## Task goal
Print the listing that follows, character for character.
— START OF Information shown —
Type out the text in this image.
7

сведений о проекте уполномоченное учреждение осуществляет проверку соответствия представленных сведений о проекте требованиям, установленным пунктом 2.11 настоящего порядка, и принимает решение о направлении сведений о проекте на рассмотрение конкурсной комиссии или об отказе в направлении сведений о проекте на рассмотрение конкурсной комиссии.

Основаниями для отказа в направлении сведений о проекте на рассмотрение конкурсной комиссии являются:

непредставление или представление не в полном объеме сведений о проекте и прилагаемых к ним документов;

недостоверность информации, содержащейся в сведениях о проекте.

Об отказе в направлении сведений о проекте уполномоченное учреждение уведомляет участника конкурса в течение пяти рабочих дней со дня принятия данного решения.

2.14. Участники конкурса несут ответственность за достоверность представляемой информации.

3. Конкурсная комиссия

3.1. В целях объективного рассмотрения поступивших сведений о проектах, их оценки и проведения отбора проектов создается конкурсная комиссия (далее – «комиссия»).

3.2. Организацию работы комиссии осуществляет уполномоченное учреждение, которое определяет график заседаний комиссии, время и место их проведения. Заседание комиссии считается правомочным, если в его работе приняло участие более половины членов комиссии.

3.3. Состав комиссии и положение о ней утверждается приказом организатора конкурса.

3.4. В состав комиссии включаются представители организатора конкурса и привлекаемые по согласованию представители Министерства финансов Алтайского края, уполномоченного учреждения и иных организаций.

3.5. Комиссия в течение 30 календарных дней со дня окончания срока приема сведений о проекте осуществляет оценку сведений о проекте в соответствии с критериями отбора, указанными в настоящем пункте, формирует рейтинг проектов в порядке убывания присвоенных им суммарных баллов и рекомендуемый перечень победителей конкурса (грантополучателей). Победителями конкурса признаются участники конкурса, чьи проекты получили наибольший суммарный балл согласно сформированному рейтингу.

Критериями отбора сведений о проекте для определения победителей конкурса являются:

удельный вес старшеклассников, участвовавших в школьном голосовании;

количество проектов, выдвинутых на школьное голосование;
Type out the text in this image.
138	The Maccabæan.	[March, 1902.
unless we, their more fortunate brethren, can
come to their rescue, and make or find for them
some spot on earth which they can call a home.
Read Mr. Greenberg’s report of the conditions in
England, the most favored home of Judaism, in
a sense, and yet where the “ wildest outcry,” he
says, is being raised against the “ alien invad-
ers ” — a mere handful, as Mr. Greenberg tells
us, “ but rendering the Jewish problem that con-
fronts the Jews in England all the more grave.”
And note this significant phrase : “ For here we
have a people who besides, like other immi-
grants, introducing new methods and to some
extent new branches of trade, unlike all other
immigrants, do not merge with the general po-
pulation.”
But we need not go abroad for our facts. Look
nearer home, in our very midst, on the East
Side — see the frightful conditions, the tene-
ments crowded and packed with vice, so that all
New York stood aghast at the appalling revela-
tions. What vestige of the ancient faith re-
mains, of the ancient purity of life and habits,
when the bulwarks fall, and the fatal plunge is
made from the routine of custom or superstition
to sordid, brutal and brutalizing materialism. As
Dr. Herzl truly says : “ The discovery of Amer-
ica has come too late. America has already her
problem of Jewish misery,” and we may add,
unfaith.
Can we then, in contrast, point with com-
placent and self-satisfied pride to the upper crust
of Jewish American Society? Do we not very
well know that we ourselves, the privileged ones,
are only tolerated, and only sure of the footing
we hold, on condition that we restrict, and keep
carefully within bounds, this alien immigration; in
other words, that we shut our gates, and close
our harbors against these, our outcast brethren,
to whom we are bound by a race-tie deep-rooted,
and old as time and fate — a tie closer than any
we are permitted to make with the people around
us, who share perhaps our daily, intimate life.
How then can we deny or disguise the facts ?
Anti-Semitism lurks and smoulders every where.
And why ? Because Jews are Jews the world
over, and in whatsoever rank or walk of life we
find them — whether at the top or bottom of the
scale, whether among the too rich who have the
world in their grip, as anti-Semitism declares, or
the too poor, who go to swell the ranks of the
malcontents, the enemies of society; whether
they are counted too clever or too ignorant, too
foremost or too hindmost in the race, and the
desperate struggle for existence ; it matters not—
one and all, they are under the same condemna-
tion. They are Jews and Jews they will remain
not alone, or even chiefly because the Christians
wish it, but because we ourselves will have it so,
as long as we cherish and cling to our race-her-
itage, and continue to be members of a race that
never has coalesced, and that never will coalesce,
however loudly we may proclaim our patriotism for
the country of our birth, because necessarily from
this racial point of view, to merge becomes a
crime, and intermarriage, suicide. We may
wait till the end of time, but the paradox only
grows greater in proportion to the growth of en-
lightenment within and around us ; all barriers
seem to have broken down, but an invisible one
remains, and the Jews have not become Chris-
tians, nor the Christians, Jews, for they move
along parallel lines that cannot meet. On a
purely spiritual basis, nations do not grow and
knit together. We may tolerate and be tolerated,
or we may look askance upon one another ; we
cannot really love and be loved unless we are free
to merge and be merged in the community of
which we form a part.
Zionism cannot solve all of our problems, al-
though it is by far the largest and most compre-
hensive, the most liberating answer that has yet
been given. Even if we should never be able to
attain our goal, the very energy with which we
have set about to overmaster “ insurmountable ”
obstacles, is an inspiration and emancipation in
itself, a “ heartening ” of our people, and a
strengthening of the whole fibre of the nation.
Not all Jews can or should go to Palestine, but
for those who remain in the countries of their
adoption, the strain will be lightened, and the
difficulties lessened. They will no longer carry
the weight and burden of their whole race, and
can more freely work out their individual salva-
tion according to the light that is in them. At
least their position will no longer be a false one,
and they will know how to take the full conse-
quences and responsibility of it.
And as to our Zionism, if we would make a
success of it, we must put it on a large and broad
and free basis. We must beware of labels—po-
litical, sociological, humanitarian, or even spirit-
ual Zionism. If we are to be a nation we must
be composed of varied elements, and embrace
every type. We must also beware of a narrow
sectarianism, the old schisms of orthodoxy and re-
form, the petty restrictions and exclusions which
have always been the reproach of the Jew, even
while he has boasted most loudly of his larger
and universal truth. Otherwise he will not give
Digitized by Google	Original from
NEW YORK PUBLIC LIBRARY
— END OF Information shown —
## Reply
Type out the text in this image.
7

сведений о проекте уполномоченное учреждение осуществляет проверку соответствия представленных сведений о проекте требованиям, установленным пунктом 2.11 настоящего порядка, и принимает решение о направлении сведений о проекте на рассмотрение конкурсной комиссии или об отказе в направлении сведений о проекте на рассмотрение конкурсной комиссии.

Основаниями для отказа в направлении сведений о проекте на рассмотрение конкурсной комиссии являются:

непредставление или представление не в полном объеме сведений о проекте и прилагаемых к ним документов;

недостоверность информации, содержащейся в сведениях о проекте.

Об отказе в направлении сведений о проекте уполномоченное учреждение уведомляет участника конкурса в течение пяти рабочих дней со дня принятия данного решения.

2.14. Участники конкурса несут ответственность за достоверность представляемой информации.

3. Конкурсная комиссия

3.1. В целях объективного рассмотрения поступивших сведений о проектах, их оценки и проведения отбора проектов создается конкурсная комиссия (далее – «комиссия»).

3.2. Организацию работы комиссии осуществляет уполномоченное учреждение, которое определяет график заседаний комиссии, время и место их проведения. Заседание комиссии считается правомочным, если в его работе приняло участие более половины членов комиссии.

3.3. Состав комиссии и положение о ней утверждается приказом организатора конкурса.

3.4. В состав комиссии включаются представители организатора конкурса и привлекаемые по согласованию представители Министерства финансов Алтайского края, уполномоченного учреждения и иных организаций.

3.5. Комиссия в течение 30 календарных дней со дня окончания срока приема сведений о проекте осуществляет оценку сведений о проекте в соответствии с критериями отбора, указанными в настоящем пункте, формирует рейтинг проектов в порядке убывания присвоенных им суммарных баллов и рекомендуемый перечень победителей конкурса (грантополучателей). Победителями конкурса признаются участники конкурса, чьи проекты получили наибольший суммарный балл согласно сформированному рейтингу.

Критериями отбора сведений о проекте для определения победителей конкурса являются:

удельный вес старшеклассников, участвовавших в школьном голосовании;

количество проектов, выдвинутых на школьное голосование;
Type out the text in this image.
138	The Maccabæan.	[March, 1902.
unless we, their more fortunate brethren, can
come to their rescue, and make or find for them
some spot on earth which they can call a home.
Read Mr. Greenberg’s report of the conditions in
England, the most favored home of Judaism, in
a sense, and yet where the “ wildest outcry,” he
says, is being raised against the “ alien invad-
ers ” — a mere handful, as Mr. Greenberg tells
us, “ but rendering the Jewish problem that con-
fronts the Jews in England all the more grave.”
And note this significant phrase : “ For here we
have a people who besides, like other immi-
grants, introducing new methods and to some
extent new branches of trade, unlike all other
immigrants, do not merge with the general po-
pulation.”
But we need not go abroad for our facts. Look
nearer home, in our very midst, on the East
Side — see the frightful conditions, the tene-
ments crowded and packed with vice, so that all
New York stood aghast at the appalling revela-
tions. What vestige of the ancient faith re-
mains, of the ancient purity of life and habits,
when the bulwarks fall, and the fatal plunge is
made from the routine of custom or superstition
to sordid, brutal and brutalizing materialism. As
Dr. Herzl truly says : “ The discovery of Amer-
ica has come too late. America has already her
problem of Jewish misery,” and we may add,
unfaith.
Can we then, in contrast, point with com-
placent and self-satisfied pride to the upper crust
of Jewish American Society? Do we not very
well know that we ourselves, the privileged ones,
are only tolerated, and only sure of the footing
we hold, on condition that we restrict, and keep
carefully within bounds, this alien immigration; in
other words, that we shut our gates, and close
our harbors against these, our outcast brethren,
to whom we are bound by a race-tie deep-rooted,
and old as time and fate — a tie closer than any
we are permitted to make with the people around
us, who share perhaps our daily, intimate life.
How then can we deny or disguise the facts ?
Anti-Semitism lurks and smoulders every where.
And why ? Because Jews are Jews the world
over, and in whatsoever rank or walk of life we
find them — whether at the top or bottom of the
scale, whether among the too rich who have the
world in their grip, as anti-Semitism declares, or
the too poor, who go to swell the ranks of the
malcontents, the enemies of society; whether
they are counted too clever or too ignorant, too
foremost or too hindmost in the race, and the
desperate struggle for existence ; it matters not—
one and all, they are under the same condemna-
tion. They are Jews and Jews they will remain
not alone, or even chiefly because the Christians
wish it, but because we ourselves will have it so,
as long as we cherish and cling to our race-her-
itage, and continue to be members of a race that
never has coalesced, and that never will coalesce,
however loudly we may proclaim our patriotism for
the country of our birth, because necessarily from
this racial point of view, to merge becomes a
crime, and intermarriage, suicide. We may
wait till the end of time, but the paradox only
grows greater in proportion to the growth of en-
lightenment within and around us ; all barriers
seem to have broken down, but an invisible one
remains, and the Jews have not become Chris-
tians, nor the Christians, Jews, for they move
along parallel lines that cannot meet. On a
purely spiritual basis, nations do not grow and
knit together. We may tolerate and be tolerated,
or we may look askance upon one another ; we
cannot really love and be loved unless we are free
to merge and be merged in the community of
which we form a part.
Zionism cannot solve all of our problems, al-
though it is by far the largest and most compre-
hensive, the most liberating answer that has yet
been given. Even if we should never be able to
attain our goal, the very energy with which we
have set about to overmaster “ insurmountable ”
obstacles, is an inspiration and emancipation in
itself, a “ heartening ” of our people, and a
strengthening of the whole fibre of the nation.
Not all Jews can or should go to Palestine, but
for those who remain in the countries of their
adoption, the strain will be lightened, and the
difficulties lessened. They will no longer carry
the weight and burden of their whole race, and
can more freely work out their individual salva-
tion according to the light that is in them. At
least their position will no longer be a false one,
and they will know how to take the full conse-
quences and responsibility of it.
And as to our Zionism, if we would make a
success of it, we must put it on a large and broad
and free basis. We must beware of labels—po-
litical, sociological, humanitarian, or even spirit-
ual Zionism. If we are to be a nation we must
be composed of varied elements, and embrace
every type. We must also beware of a narrow
sectarianism, the old schisms of orthodoxy and re-
form, the petty restrictions and exclusions which
have always been the reproach of the Jew, even
while he has boasted most loudly of his larger
and universal truth. Otherwise he will not give
Digitized by Google	Original from
NEW YORK PUBLIC LIBRARY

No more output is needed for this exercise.